══ Input data ══

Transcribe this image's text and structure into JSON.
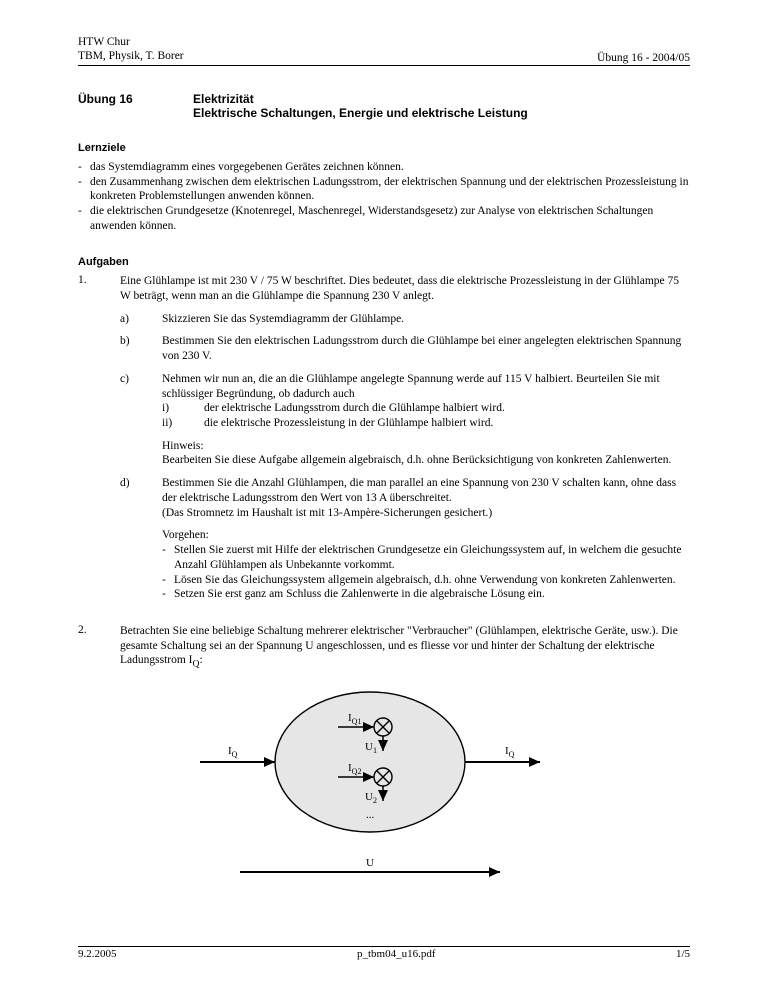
{
  "header": {
    "line1": "HTW Chur",
    "line2": "TBM, Physik, T. Borer",
    "right": "Übung 16 - 2004/05"
  },
  "title": {
    "label": "Übung 16",
    "main1": "Elektrizität",
    "main2": "Elektrische Schaltungen, Energie und elektrische Leistung"
  },
  "lernziele": {
    "heading": "Lernziele",
    "items": [
      "das Systemdiagramm eines vorgegebenen Gerätes zeichnen können.",
      "den Zusammenhang zwischen dem elektrischen Ladungsstrom, der elektrischen Spannung und der elektrischen Prozessleistung in konkreten Problemstellungen anwenden können.",
      "die elektrischen Grundgesetze (Knotenregel, Maschenregel, Widerstandsgesetz) zur Analyse von elektrischen Schaltungen anwenden können."
    ]
  },
  "aufgaben": {
    "heading": "Aufgaben",
    "task1": {
      "num": "1.",
      "intro": "Eine Glühlampe ist mit 230 V / 75 W beschriftet. Dies bedeutet, dass die elektrische Prozessleistung in der Glühlampe 75 W beträgt, wenn man an die Glühlampe die Spannung 230 V anlegt.",
      "a": {
        "label": "a)",
        "text": "Skizzieren Sie das Systemdiagramm der Glühlampe."
      },
      "b": {
        "label": "b)",
        "text": "Bestimmen Sie den elektrischen Ladungsstrom durch die Glühlampe bei einer angelegten elektrischen Spannung von 230 V."
      },
      "c": {
        "label": "c)",
        "line1": "Nehmen wir nun an, die an die Glühlampe angelegte Spannung werde auf 115 V halbiert. Beurteilen Sie mit schlüssiger Begründung, ob dadurch auch",
        "i": "der elektrische Ladungsstrom durch die Glühlampe halbiert wird.",
        "ii": "die elektrische Prozessleistung in der Glühlampe halbiert wird.",
        "hinweis_label": "Hinweis:",
        "hinweis": "Bearbeiten Sie diese Aufgabe allgemein algebraisch, d.h. ohne Berücksichtigung von konkreten Zahlenwerten."
      },
      "d": {
        "label": "d)",
        "text": "Bestimmen Sie die Anzahl Glühlampen, die man parallel an eine Spannung von 230 V schalten kann, ohne dass der elektrische Ladungsstrom den Wert von 13 A überschreitet.",
        "paren": "(Das Stromnetz im Haushalt ist mit 13-Ampère-Sicherungen gesichert.)",
        "vorgehen_label": "Vorgehen:",
        "v1": "Stellen Sie zuerst mit Hilfe der elektrischen Grundgesetze ein Gleichungssystem auf, in welchem die gesuchte Anzahl Glühlampen als Unbekannte vorkommt.",
        "v2": "Lösen Sie das Gleichungssystem allgemein algebraisch, d.h. ohne Verwendung von konkreten Zahlenwerten.",
        "v3": "Setzen Sie erst ganz am Schluss die Zahlenwerte in die algebraische Lösung ein."
      }
    },
    "task2": {
      "num": "2.",
      "text_pre": "Betrachten Sie eine beliebige Schaltung mehrerer elektrischer \"Verbraucher\" (Glühlampen, elektrische Geräte, usw.). Die gesamte Schaltung sei an der Spannung U angeschlossen, und es fliesse vor und hinter der Schaltung der elektrische Ladungsstrom I",
      "text_sub": "Q",
      "text_post": ":"
    }
  },
  "figure": {
    "type": "circuit-diagram",
    "background_color": "#ffffff",
    "ellipse_fill": "#e6e6e6",
    "stroke_color": "#000000",
    "stroke_width": 1.4,
    "arrow_width": 2,
    "font_size": 11,
    "labels": {
      "IQ_left": "I",
      "IQ_left_sub": "Q",
      "IQ_right": "I",
      "IQ_right_sub": "Q",
      "IQ1": "I",
      "IQ1_sub": "Q1",
      "U1": "U",
      "U1_sub": "1",
      "IQ2": "I",
      "IQ2_sub": "Q2",
      "U2": "U",
      "U2_sub": "2",
      "dots": "...",
      "U_bottom": "U"
    }
  },
  "footer": {
    "left": "9.2.2005",
    "center": "p_tbm04_u16.pdf",
    "right": "1/5"
  }
}
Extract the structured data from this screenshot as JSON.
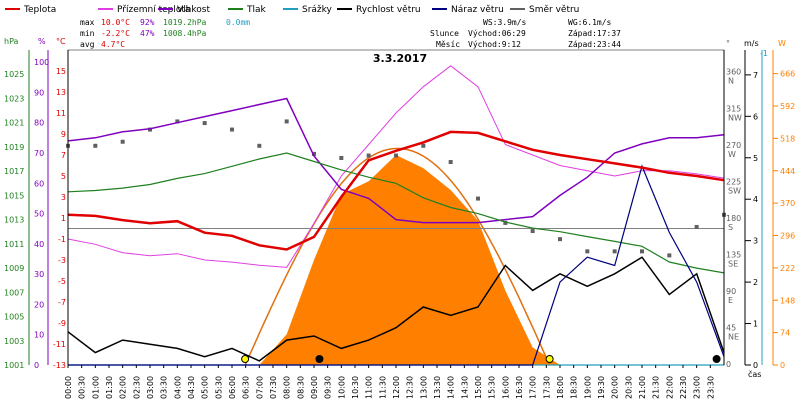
{
  "chart_data": {
    "type": "line",
    "title": "3.3.2017",
    "legend": [
      {
        "name": "Teplota",
        "color": "#e00000"
      },
      {
        "name": "Přízemní teplota",
        "color": "#e040e0"
      },
      {
        "name": "Vlhkost",
        "color": "#8000c0"
      },
      {
        "name": "Tlak",
        "color": "#208020"
      },
      {
        "name": "Srážky",
        "color": "#20a0c0"
      },
      {
        "name": "Rychlost větru",
        "color": "#000000"
      },
      {
        "name": "Náraz větru",
        "color": "#000080"
      },
      {
        "name": "Směr větru",
        "color": "#606060"
      }
    ],
    "stats": {
      "max": {
        "label": "max",
        "temp": "10.0°C",
        "hum": "92%",
        "press": "1019.2hPa",
        "rain": "0.0mm"
      },
      "min": {
        "label": "min",
        "temp": "-2.2°C",
        "hum": "47%",
        "press": "1008.4hPa"
      },
      "avg": {
        "label": "avg",
        "temp": "4.7°C"
      }
    },
    "wind": {
      "ws": "WS:3.9m/s",
      "wg": "WG:6.1m/s"
    },
    "sun": {
      "label": "Slunce",
      "rise": "Východ:06:29",
      "set": "Západ:17:37"
    },
    "moon": {
      "label": "Měsíc",
      "rise": "Východ:9:12",
      "set": "Západ:23:44"
    },
    "axes": {
      "hpa_unit": "hPa",
      "pct_unit": "%",
      "temp_unit": "°C",
      "deg_unit": "°",
      "ms_unit": "m/s",
      "w_unit": "W",
      "ms_extra": "-1",
      "time_label": "čas",
      "hpa_ticks": [
        "1025",
        "1023",
        "1021",
        "1019",
        "1017",
        "1015",
        "1013",
        "1011",
        "1009",
        "1007",
        "1005",
        "1003",
        "1001"
      ],
      "pct_ticks": [
        "100",
        "90",
        "80",
        "70",
        "60",
        "50",
        "40",
        "30",
        "20",
        "10",
        "0"
      ],
      "temp_ticks": [
        "15",
        "13",
        "11",
        "9",
        "7",
        "5",
        "3",
        "1",
        "-1",
        "-3",
        "-5",
        "-7",
        "-9",
        "-11",
        "-13"
      ],
      "deg_ticks": [
        {
          "v": "360",
          "d": "N"
        },
        {
          "v": "315",
          "d": "NW"
        },
        {
          "v": "270",
          "d": "W"
        },
        {
          "v": "225",
          "d": "SW"
        },
        {
          "v": "180",
          "d": "S"
        },
        {
          "v": "135",
          "d": "SE"
        },
        {
          "v": "90",
          "d": "E"
        },
        {
          "v": "45",
          "d": "NE"
        },
        {
          "v": "0",
          "d": ""
        }
      ],
      "ms_ticks": [
        "7",
        "6",
        "5",
        "4",
        "3",
        "2",
        "1",
        "0"
      ],
      "w_ticks": [
        "666",
        "592",
        "518",
        "444",
        "370",
        "296",
        "222",
        "148",
        "74",
        "0"
      ],
      "x_ticks": [
        "00:00",
        "00:30",
        "01:00",
        "01:30",
        "02:00",
        "02:30",
        "03:00",
        "03:30",
        "04:00",
        "04:30",
        "05:00",
        "05:30",
        "06:00",
        "06:30",
        "07:00",
        "07:30",
        "08:00",
        "08:30",
        "09:00",
        "09:30",
        "10:00",
        "10:30",
        "11:00",
        "11:30",
        "12:00",
        "12:30",
        "13:00",
        "13:30",
        "14:00",
        "14:30",
        "15:00",
        "15:30",
        "16:00",
        "16:30",
        "17:00",
        "17:30",
        "18:00",
        "18:30",
        "19:00",
        "19:30",
        "20:00",
        "20:30",
        "21:00",
        "21:30",
        "22:00",
        "22:30",
        "23:00",
        "23:30"
      ]
    },
    "hours": [
      0,
      1,
      2,
      3,
      4,
      5,
      6,
      7,
      8,
      9,
      10,
      11,
      12,
      13,
      14,
      15,
      16,
      17,
      18,
      19,
      20,
      21,
      22,
      23,
      24
    ],
    "series": [
      {
        "name": "Teplota",
        "unit": "°C",
        "values": [
          1.3,
          1.2,
          0.8,
          0.5,
          0.7,
          -0.4,
          -0.7,
          -1.6,
          -2.0,
          -0.8,
          3.0,
          6.5,
          7.4,
          8.2,
          9.2,
          9.1,
          8.3,
          7.5,
          7.0,
          6.6,
          6.2,
          5.8,
          5.3,
          5.0,
          4.6
        ]
      },
      {
        "name": "Přízemní teplota",
        "unit": "°C",
        "values": [
          -1.0,
          -1.5,
          -2.3,
          -2.6,
          -2.4,
          -3.0,
          -3.2,
          -3.5,
          -3.7,
          0.5,
          5.0,
          8.0,
          11.0,
          13.5,
          15.5,
          13.5,
          8.0,
          7.0,
          6.0,
          5.5,
          5.0,
          5.5,
          5.5,
          5.2,
          4.8
        ]
      },
      {
        "name": "Vlhkost",
        "unit": "%",
        "values": [
          74,
          75,
          77,
          78,
          80,
          82,
          84,
          86,
          88,
          69,
          58,
          55,
          48,
          47,
          47,
          47,
          48,
          49,
          56,
          62,
          70,
          73,
          75,
          75,
          76
        ]
      },
      {
        "name": "Tlak",
        "unit": "hPa",
        "values": [
          1015.3,
          1015.4,
          1015.6,
          1015.9,
          1016.4,
          1016.8,
          1017.4,
          1018.0,
          1018.5,
          1017.8,
          1017.1,
          1016.5,
          1016.0,
          1014.8,
          1014.0,
          1013.5,
          1012.8,
          1012.3,
          1012.0,
          1011.6,
          1011.2,
          1010.8,
          1009.5,
          1009.0,
          1008.6
        ]
      },
      {
        "name": "Srážky",
        "unit": "mm",
        "values": [
          0,
          0,
          0,
          0,
          0,
          0,
          0,
          0,
          0,
          0,
          0,
          0,
          0,
          0,
          0,
          0,
          0,
          0,
          0,
          0,
          0,
          0,
          0,
          0,
          0
        ]
      },
      {
        "name": "Rychlost větru",
        "unit": "m/s",
        "values": [
          0.8,
          0.3,
          0.6,
          0.5,
          0.4,
          0.2,
          0.4,
          0.1,
          0.6,
          0.7,
          0.4,
          0.6,
          0.9,
          1.4,
          1.2,
          1.4,
          2.4,
          1.8,
          2.2,
          1.9,
          2.2,
          2.6,
          1.7,
          2.2,
          0.3
        ]
      },
      {
        "name": "Náraz větru",
        "unit": "m/s",
        "values": [
          0,
          0,
          0,
          0,
          0,
          0,
          0,
          0,
          0,
          0,
          0,
          0,
          0,
          0,
          0,
          0,
          0,
          0,
          2.0,
          2.6,
          2.4,
          4.8,
          3.2,
          2.0,
          0.2
        ]
      },
      {
        "name": "Směr větru",
        "unit": "°",
        "values": [
          270,
          270,
          275,
          290,
          300,
          298,
          290,
          270,
          300,
          260,
          255,
          258,
          258,
          270,
          250,
          205,
          175,
          165,
          155,
          140,
          140,
          140,
          135,
          170,
          185
        ]
      },
      {
        "name": "Radiace",
        "unit": "W",
        "values": [
          0,
          0,
          0,
          0,
          0,
          0,
          0,
          0,
          70,
          240,
          390,
          420,
          480,
          450,
          400,
          330,
          170,
          40,
          0,
          0,
          0,
          0,
          0,
          0,
          0
        ]
      },
      {
        "name": "Teoretická radiace",
        "unit": "W",
        "values": [
          0,
          0,
          0,
          0,
          0,
          0,
          0,
          0,
          120,
          280,
          400,
          470,
          495,
          470,
          400,
          280,
          120,
          0,
          0,
          0,
          0,
          0,
          0,
          0,
          0
        ]
      }
    ],
    "markers": {
      "sunrise_hour": 6.48,
      "sunset_hour": 17.62,
      "moonrise_hour": 9.2,
      "moonset_hour": 23.73
    },
    "ranges": {
      "hpa": [
        1001,
        1027
      ],
      "pct": [
        0,
        104
      ],
      "temp": [
        -13,
        17
      ],
      "deg": [
        0,
        388
      ],
      "ms": [
        0,
        7.6
      ],
      "w": [
        0,
        720
      ]
    }
  }
}
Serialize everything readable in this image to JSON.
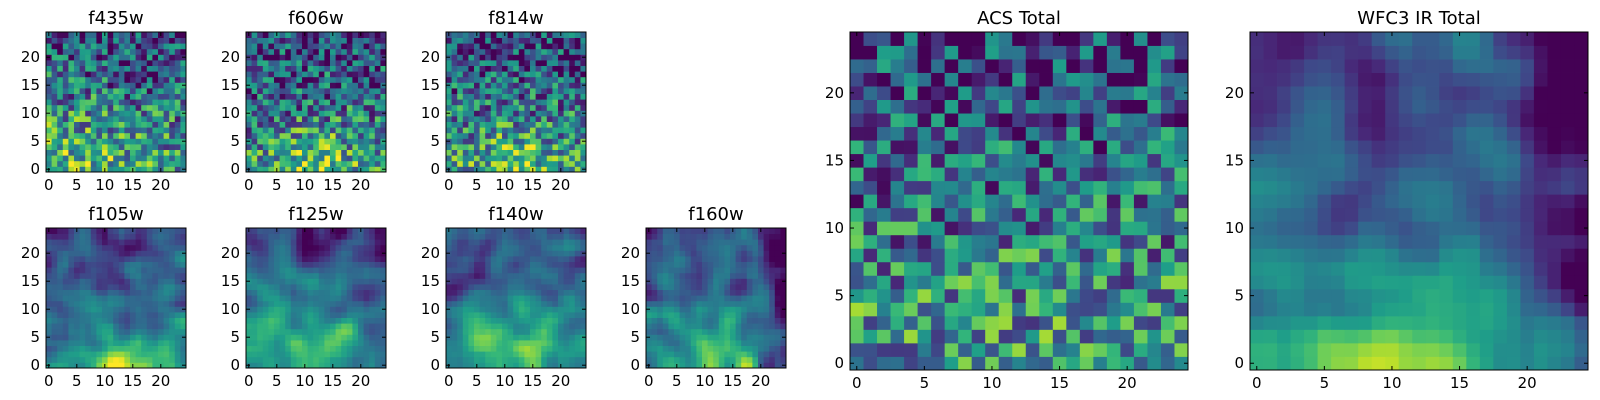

═══

Exercise description: Select from the material above each line in which the string "anwenden" appears, and list those lines.

Response:
      "den Zusammenhang zwischen dem elektrischen Ladungsstrom, der elektrischen Spannung und der elektrischen Prozessleistung in konkreten Problemstellungen anwenden können.",
      "die elektrischen Grundgesetze (Knotenregel, Maschenregel, Widerstandsgesetz) zur Analyse von elektrischen Schaltungen anwenden können."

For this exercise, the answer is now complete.